_WHAT IS NEEDED_
Filter the data below for the string "scene" and copy each matching line.

------ RECORDS PROVIDED ------

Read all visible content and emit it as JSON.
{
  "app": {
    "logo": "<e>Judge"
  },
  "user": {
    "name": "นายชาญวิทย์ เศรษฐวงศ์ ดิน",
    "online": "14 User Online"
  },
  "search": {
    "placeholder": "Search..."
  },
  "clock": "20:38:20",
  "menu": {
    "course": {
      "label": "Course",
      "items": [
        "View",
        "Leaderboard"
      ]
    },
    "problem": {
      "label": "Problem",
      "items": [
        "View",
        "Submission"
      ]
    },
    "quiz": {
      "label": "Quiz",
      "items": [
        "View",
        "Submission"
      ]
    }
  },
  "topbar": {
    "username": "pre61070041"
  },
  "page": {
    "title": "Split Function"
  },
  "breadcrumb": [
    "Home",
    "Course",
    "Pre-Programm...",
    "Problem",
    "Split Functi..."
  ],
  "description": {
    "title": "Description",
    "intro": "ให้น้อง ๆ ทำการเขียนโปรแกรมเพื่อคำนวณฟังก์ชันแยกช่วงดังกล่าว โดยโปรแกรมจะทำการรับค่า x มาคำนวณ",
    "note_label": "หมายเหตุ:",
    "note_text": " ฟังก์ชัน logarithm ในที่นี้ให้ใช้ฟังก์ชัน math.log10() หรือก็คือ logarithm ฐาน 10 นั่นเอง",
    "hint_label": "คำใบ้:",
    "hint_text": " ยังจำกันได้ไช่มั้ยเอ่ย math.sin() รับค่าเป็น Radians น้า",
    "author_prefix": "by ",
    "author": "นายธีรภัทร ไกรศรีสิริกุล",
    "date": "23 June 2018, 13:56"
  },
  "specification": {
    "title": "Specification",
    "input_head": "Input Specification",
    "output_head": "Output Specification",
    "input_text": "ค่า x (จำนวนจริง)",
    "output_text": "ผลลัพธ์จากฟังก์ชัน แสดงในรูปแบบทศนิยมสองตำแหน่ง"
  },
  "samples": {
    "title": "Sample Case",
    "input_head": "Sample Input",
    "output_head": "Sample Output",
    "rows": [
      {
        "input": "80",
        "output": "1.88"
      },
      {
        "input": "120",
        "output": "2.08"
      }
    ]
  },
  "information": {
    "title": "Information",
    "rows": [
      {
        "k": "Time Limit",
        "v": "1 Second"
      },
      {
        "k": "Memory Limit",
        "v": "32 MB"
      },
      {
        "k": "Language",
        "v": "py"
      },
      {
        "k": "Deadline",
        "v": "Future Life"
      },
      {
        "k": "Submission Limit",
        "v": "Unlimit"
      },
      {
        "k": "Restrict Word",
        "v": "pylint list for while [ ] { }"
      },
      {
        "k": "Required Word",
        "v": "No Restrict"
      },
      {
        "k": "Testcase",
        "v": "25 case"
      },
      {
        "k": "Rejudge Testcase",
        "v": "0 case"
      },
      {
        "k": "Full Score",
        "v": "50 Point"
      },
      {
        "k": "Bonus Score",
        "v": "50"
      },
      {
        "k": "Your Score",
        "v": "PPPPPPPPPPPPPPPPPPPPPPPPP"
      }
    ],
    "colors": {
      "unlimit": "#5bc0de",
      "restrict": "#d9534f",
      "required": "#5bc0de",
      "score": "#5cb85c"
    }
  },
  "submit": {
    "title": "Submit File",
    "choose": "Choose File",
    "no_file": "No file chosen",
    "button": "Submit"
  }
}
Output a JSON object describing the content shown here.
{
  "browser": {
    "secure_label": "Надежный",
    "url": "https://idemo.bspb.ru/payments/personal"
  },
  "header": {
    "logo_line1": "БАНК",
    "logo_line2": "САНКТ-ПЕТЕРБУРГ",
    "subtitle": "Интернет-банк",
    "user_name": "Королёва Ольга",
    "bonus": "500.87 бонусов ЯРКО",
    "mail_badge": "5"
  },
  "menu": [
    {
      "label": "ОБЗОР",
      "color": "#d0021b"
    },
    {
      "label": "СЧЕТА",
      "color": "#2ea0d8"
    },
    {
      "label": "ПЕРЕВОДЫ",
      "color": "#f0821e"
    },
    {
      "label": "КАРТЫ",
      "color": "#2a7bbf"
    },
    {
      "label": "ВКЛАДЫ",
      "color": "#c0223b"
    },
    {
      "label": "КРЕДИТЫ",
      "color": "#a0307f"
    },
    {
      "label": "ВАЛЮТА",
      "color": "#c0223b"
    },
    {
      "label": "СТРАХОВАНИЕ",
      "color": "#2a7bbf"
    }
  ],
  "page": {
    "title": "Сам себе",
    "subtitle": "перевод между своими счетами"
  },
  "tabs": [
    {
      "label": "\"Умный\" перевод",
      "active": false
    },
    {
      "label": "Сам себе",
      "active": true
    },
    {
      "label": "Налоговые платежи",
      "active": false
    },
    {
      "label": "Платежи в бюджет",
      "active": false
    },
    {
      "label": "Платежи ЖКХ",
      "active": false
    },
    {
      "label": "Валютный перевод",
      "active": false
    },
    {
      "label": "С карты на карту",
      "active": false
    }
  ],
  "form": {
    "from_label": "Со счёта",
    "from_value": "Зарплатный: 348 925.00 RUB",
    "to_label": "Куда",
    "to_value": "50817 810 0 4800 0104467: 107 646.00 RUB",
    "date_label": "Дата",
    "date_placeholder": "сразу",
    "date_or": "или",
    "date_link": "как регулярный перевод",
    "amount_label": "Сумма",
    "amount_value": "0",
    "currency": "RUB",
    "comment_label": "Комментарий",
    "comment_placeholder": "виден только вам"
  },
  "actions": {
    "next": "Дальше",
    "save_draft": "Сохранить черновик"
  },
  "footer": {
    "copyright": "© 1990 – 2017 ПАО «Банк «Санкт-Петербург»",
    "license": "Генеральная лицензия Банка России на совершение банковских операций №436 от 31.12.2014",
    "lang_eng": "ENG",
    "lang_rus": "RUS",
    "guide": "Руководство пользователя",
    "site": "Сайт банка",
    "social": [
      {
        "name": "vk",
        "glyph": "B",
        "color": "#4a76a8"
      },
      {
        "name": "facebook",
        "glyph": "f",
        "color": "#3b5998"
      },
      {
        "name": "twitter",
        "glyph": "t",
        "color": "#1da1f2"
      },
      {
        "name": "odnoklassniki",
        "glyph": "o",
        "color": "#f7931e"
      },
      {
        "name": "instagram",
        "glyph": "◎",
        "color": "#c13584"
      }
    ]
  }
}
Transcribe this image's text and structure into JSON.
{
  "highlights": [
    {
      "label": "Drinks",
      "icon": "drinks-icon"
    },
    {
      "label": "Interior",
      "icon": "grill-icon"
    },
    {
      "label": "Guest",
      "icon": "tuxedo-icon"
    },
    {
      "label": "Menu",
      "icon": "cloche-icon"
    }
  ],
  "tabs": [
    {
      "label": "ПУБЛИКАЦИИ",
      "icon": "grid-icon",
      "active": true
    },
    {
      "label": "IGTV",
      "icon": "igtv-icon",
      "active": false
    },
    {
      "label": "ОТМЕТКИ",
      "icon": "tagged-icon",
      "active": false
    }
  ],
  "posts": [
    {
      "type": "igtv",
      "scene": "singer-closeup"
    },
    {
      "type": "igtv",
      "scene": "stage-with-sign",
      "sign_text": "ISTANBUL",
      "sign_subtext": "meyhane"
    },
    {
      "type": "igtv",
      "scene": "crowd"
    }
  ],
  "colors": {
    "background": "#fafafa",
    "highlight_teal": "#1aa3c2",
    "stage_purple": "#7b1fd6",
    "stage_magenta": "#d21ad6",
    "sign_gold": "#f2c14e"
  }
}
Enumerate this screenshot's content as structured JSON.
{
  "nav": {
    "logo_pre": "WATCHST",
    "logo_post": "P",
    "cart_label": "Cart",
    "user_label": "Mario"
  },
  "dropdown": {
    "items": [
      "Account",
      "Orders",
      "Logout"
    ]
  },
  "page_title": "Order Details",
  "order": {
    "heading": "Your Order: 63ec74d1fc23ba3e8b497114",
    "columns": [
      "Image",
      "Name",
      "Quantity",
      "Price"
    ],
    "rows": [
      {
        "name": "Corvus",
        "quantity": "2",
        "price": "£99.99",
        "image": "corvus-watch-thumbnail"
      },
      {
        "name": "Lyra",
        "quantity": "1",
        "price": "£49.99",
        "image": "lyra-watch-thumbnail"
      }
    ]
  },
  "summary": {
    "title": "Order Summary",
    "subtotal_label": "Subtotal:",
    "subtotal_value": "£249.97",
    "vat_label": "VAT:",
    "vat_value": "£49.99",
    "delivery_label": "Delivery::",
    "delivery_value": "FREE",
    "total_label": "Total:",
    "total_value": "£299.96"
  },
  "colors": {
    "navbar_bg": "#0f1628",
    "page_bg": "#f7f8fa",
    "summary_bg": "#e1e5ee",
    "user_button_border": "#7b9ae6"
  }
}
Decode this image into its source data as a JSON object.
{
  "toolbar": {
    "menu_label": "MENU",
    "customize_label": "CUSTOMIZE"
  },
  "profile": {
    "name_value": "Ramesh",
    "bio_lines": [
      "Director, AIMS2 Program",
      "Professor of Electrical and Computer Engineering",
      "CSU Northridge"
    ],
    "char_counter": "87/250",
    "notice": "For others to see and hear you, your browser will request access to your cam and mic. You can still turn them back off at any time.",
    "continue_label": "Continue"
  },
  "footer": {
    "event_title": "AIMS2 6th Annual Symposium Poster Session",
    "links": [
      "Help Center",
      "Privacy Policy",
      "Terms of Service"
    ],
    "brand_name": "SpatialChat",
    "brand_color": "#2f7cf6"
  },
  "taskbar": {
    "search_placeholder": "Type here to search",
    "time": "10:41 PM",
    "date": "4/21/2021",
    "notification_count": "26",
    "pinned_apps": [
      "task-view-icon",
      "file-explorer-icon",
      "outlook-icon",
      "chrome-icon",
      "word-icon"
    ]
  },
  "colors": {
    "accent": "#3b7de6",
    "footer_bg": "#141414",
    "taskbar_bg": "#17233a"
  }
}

------

_EXERCISE ANSWER_
      "scene": "singer-closeup"
      "scene": "stage-with-sign",
      "scene": "crowd"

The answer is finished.